Work to be completed = Return each line of the listing that contains the string "name".

Raw data =
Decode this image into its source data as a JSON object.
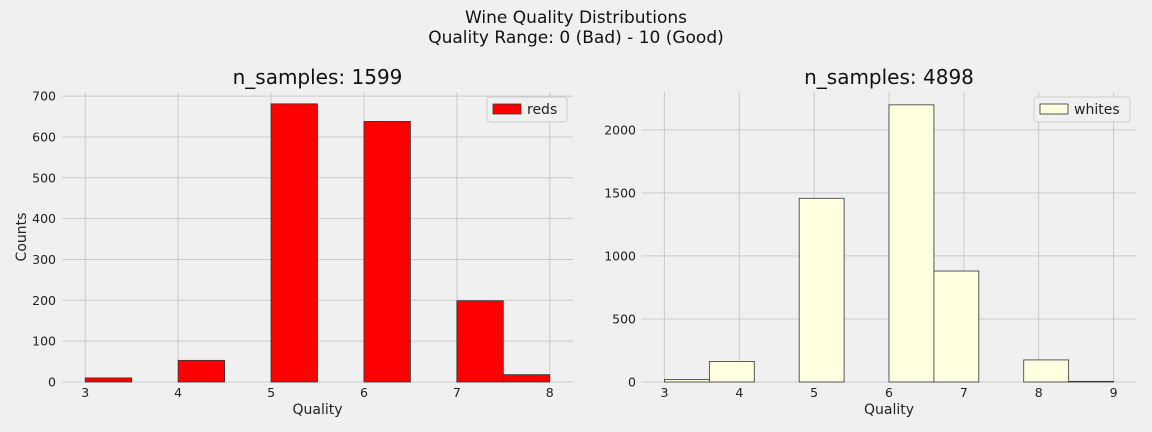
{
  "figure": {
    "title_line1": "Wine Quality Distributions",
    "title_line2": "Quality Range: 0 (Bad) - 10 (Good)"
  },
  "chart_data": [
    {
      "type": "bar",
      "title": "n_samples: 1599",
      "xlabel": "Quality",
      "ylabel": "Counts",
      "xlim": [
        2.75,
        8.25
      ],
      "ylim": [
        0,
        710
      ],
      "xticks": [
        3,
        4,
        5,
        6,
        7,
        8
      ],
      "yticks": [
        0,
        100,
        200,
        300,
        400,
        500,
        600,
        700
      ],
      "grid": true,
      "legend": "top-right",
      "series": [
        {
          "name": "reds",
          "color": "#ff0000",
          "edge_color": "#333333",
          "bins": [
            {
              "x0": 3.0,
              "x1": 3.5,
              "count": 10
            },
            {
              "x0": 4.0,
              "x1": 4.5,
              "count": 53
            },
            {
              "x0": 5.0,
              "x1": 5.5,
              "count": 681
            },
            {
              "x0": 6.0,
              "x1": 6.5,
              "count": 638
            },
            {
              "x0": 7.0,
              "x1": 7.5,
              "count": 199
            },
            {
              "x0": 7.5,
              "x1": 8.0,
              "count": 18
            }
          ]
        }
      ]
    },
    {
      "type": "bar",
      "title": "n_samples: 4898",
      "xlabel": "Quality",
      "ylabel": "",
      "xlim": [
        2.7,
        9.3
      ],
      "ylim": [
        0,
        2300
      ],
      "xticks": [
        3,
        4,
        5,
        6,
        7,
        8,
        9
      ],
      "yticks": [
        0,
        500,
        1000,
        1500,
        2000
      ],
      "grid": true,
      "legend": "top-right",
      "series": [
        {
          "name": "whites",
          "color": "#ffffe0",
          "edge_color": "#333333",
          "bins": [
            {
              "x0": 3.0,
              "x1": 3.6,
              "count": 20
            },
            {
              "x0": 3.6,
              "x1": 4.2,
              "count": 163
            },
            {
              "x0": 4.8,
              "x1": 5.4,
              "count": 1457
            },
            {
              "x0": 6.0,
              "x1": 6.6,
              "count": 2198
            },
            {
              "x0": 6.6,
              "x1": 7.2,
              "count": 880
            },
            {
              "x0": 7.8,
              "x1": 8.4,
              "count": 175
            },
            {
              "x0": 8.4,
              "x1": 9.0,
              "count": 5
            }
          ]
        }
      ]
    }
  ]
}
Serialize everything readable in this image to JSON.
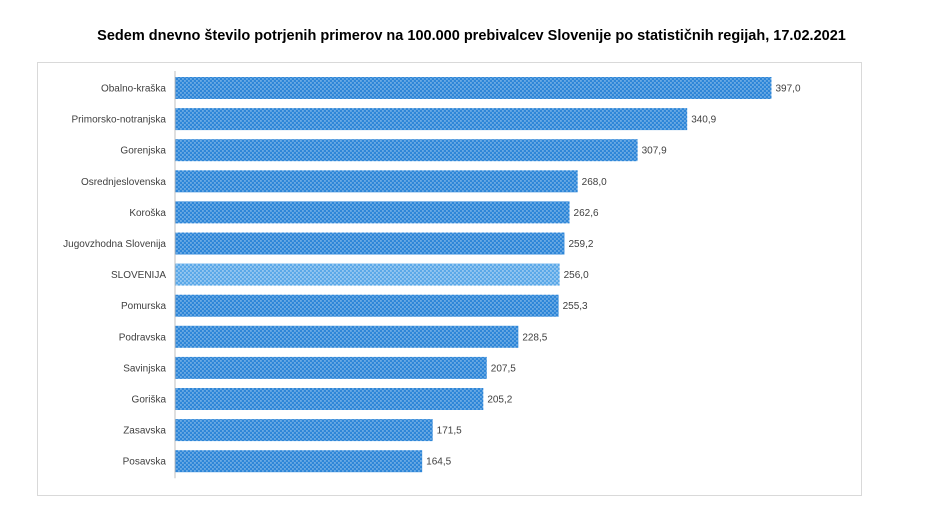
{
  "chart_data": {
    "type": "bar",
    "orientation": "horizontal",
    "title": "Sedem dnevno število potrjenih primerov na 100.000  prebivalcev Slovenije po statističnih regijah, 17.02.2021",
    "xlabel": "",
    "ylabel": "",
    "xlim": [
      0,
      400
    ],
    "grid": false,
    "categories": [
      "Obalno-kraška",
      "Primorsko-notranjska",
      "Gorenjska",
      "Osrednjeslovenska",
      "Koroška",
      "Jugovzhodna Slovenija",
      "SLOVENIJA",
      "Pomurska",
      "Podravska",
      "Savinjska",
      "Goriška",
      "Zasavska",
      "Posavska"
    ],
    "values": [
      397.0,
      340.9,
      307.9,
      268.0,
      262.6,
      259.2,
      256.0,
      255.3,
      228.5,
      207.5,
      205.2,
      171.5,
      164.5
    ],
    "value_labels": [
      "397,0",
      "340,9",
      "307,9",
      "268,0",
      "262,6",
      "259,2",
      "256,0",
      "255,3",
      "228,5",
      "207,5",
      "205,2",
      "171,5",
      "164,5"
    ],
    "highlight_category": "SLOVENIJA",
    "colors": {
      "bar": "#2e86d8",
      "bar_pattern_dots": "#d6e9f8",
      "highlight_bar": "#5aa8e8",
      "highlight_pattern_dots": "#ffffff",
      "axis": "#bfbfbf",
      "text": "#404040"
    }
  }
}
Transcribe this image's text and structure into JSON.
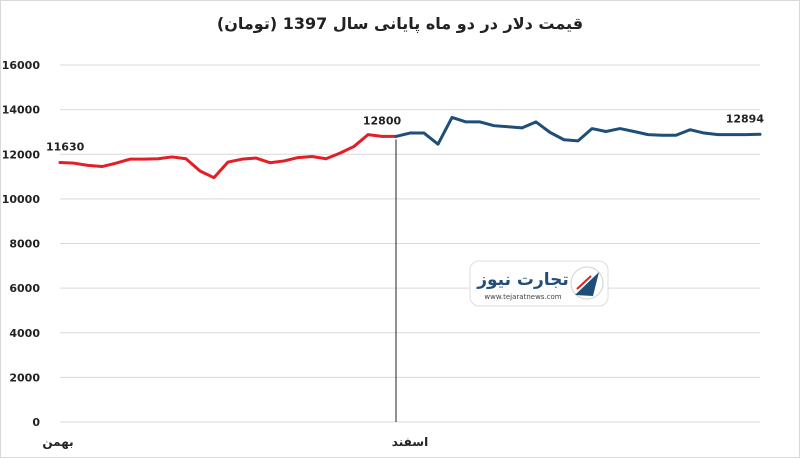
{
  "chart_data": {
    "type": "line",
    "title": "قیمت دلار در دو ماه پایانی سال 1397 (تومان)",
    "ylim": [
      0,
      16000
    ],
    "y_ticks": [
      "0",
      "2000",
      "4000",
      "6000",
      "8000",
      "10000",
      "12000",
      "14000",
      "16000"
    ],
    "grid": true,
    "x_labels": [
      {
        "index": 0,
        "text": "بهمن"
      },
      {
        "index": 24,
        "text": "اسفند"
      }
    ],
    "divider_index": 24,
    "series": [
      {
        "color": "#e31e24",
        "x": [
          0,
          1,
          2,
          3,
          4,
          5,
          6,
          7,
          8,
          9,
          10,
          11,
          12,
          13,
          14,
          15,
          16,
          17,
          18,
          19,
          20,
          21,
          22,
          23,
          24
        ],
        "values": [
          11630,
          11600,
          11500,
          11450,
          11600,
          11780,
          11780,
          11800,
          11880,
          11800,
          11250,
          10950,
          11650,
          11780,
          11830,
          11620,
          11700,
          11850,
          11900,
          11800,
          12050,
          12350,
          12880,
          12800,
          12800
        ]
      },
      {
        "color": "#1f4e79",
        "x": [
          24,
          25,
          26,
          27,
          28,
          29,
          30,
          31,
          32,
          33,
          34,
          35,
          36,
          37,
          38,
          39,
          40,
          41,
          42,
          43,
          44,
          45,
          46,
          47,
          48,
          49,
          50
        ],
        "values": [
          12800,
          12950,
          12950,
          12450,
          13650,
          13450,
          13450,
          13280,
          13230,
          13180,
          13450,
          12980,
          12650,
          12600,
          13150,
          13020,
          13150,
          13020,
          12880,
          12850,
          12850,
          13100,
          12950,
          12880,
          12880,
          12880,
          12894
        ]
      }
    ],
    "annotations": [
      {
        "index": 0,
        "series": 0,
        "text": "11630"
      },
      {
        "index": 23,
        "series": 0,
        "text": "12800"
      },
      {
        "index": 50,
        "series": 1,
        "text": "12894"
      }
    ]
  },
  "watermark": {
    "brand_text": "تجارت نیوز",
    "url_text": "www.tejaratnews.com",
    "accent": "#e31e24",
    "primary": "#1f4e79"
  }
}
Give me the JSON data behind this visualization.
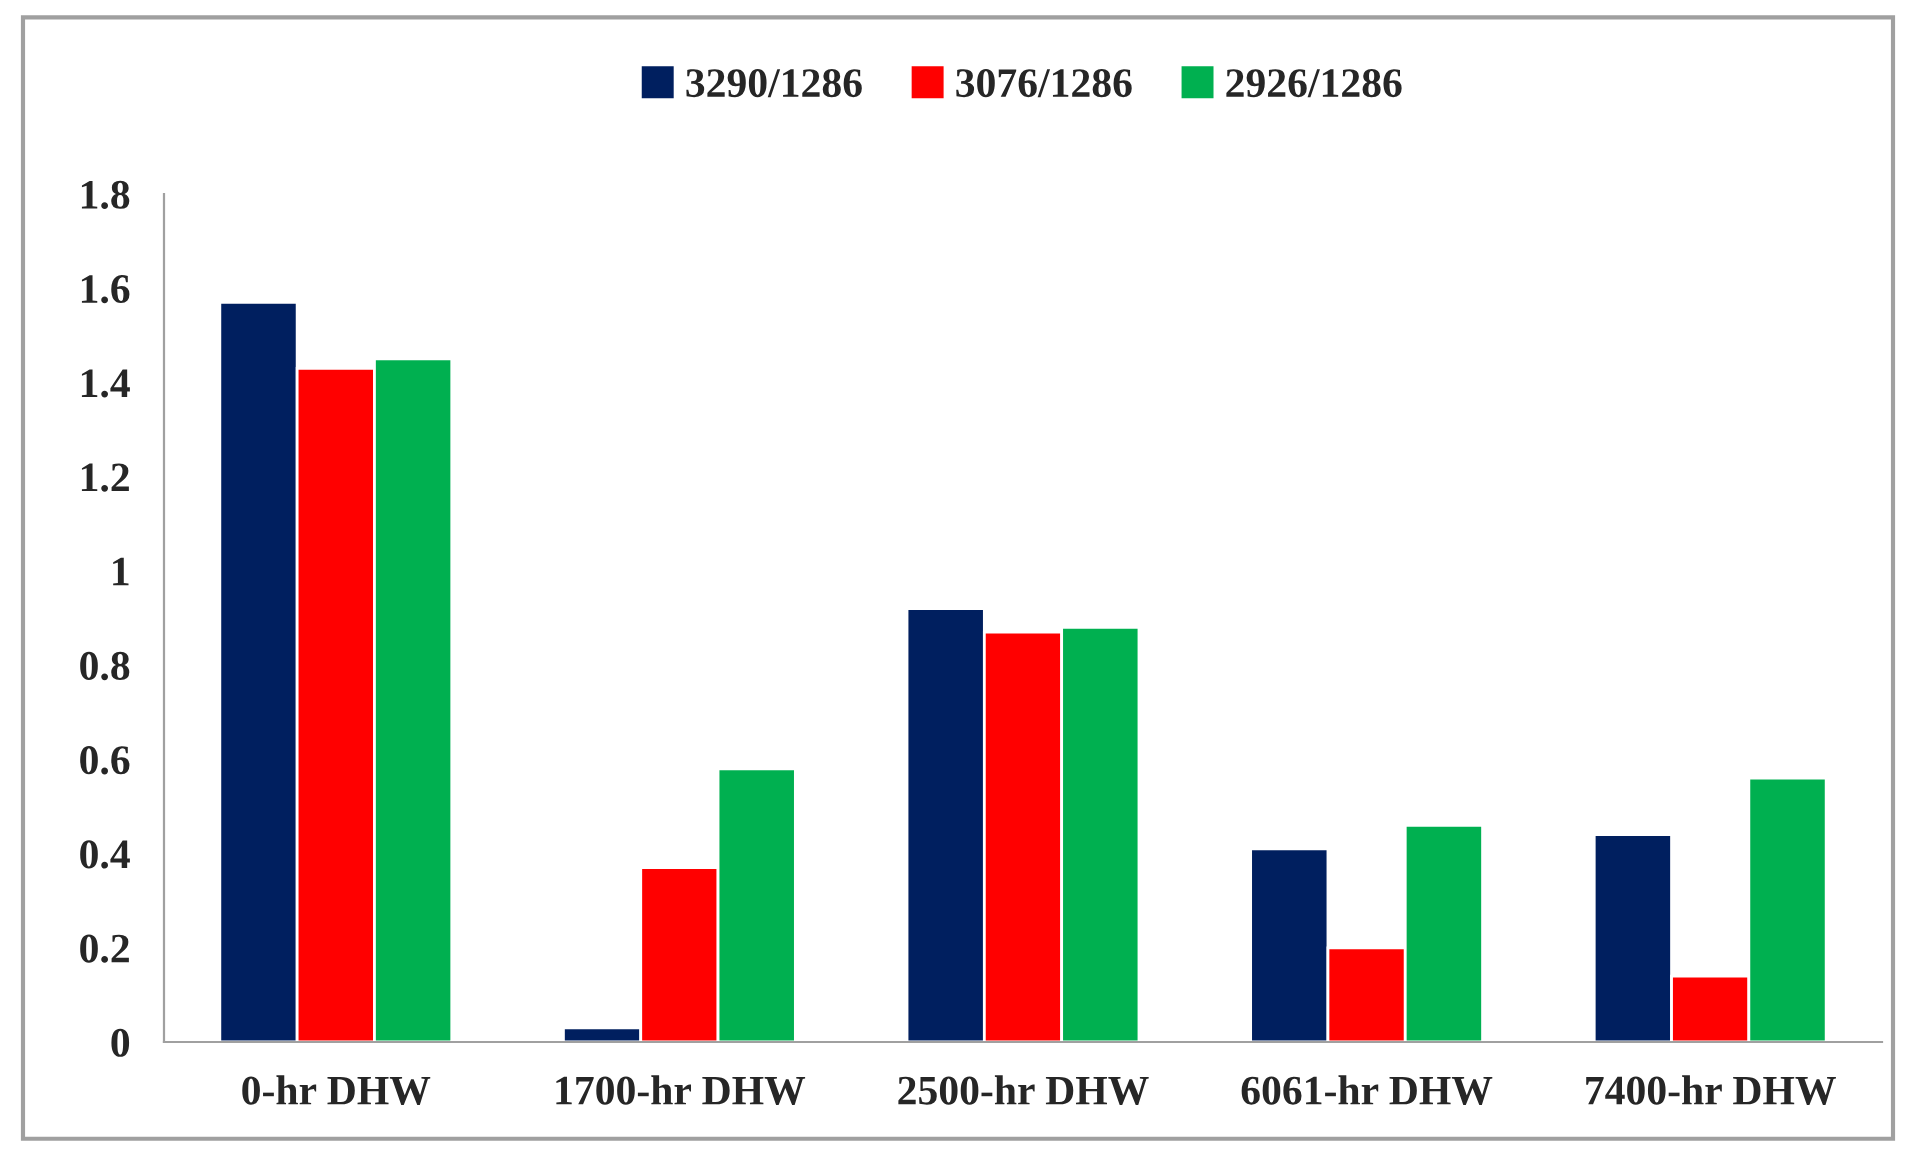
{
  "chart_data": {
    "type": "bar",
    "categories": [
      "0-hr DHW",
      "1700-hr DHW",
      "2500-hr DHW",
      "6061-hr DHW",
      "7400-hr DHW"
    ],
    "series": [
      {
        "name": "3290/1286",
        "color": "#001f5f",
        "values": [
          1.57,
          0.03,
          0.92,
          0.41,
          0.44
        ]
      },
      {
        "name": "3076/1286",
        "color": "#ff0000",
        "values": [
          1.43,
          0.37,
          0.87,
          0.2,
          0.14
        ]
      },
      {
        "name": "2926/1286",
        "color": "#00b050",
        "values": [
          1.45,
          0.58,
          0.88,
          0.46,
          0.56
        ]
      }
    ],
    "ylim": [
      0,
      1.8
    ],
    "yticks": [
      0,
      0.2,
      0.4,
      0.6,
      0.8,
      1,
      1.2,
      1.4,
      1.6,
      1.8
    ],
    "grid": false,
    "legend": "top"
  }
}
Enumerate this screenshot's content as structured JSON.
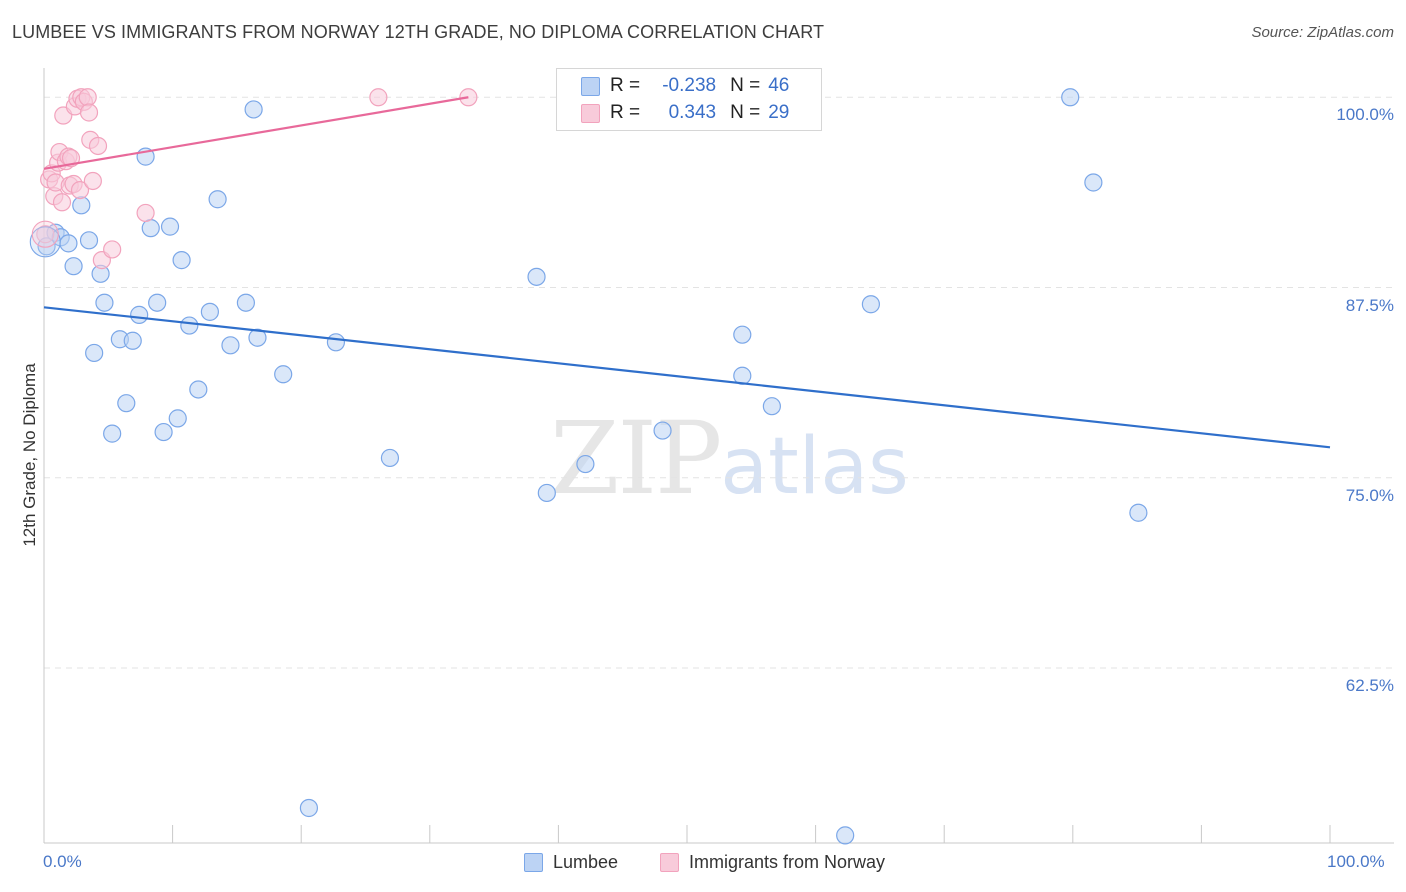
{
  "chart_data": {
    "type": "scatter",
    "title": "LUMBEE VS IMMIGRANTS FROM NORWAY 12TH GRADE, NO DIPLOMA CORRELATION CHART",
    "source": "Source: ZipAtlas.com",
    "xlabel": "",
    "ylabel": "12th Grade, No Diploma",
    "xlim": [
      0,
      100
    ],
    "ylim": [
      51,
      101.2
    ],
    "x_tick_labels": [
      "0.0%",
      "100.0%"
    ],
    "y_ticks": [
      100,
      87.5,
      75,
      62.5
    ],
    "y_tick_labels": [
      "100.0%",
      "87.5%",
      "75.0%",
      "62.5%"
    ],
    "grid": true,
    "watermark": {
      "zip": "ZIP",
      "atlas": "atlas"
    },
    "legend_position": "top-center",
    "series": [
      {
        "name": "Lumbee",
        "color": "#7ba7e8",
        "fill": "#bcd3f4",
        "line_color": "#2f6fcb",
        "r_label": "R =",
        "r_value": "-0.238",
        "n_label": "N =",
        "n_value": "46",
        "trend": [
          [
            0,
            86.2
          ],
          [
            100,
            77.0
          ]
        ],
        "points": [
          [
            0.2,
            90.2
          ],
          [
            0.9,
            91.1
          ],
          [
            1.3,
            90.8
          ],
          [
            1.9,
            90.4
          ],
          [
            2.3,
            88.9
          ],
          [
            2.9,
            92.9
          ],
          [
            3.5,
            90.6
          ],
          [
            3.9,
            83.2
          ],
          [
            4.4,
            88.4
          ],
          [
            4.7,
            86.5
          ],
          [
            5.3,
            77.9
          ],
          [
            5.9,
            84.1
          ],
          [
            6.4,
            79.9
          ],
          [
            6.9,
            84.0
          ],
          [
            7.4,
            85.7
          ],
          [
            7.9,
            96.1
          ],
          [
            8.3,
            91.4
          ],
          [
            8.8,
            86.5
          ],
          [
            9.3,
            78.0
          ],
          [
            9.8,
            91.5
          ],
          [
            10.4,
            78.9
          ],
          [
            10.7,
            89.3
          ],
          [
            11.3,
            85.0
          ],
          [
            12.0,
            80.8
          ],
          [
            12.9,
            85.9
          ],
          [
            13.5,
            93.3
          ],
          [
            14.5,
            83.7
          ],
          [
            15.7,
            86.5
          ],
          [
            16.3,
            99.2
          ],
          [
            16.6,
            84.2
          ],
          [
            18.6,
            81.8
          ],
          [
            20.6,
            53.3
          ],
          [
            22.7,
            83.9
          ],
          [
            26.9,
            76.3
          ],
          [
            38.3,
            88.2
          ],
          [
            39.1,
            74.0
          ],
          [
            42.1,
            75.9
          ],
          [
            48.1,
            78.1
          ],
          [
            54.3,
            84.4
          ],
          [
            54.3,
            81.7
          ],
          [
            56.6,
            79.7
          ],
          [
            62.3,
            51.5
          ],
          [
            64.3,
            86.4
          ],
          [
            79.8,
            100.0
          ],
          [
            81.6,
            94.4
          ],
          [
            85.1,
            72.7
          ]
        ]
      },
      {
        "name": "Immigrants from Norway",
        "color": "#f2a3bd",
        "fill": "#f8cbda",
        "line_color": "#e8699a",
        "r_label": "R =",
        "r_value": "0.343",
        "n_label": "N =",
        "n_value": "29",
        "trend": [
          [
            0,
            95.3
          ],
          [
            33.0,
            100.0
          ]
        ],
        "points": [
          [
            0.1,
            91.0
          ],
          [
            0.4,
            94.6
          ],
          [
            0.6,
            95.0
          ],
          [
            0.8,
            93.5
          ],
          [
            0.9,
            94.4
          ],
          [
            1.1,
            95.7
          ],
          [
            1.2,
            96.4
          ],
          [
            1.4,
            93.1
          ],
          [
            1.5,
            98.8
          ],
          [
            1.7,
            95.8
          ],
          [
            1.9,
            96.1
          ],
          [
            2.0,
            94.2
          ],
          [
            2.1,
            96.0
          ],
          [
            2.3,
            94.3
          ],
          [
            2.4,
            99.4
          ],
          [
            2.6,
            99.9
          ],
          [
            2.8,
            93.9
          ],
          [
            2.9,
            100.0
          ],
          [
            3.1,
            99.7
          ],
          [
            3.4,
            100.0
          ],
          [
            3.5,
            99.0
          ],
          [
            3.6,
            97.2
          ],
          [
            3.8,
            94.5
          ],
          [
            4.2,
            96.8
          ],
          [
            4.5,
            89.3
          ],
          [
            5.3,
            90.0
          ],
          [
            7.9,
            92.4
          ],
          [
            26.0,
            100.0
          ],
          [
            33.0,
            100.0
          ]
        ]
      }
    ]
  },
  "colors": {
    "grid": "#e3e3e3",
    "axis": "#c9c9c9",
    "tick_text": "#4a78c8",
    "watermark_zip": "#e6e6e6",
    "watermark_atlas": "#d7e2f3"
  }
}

Result for this exercise =
          "name": "reds",
          "name": "whites",
        "name": "3290/1286",
        "name": "3076/1286",
        "name": "2926/1286",
        "name": "Lumbee",
        "name": "Immigrants from Norway",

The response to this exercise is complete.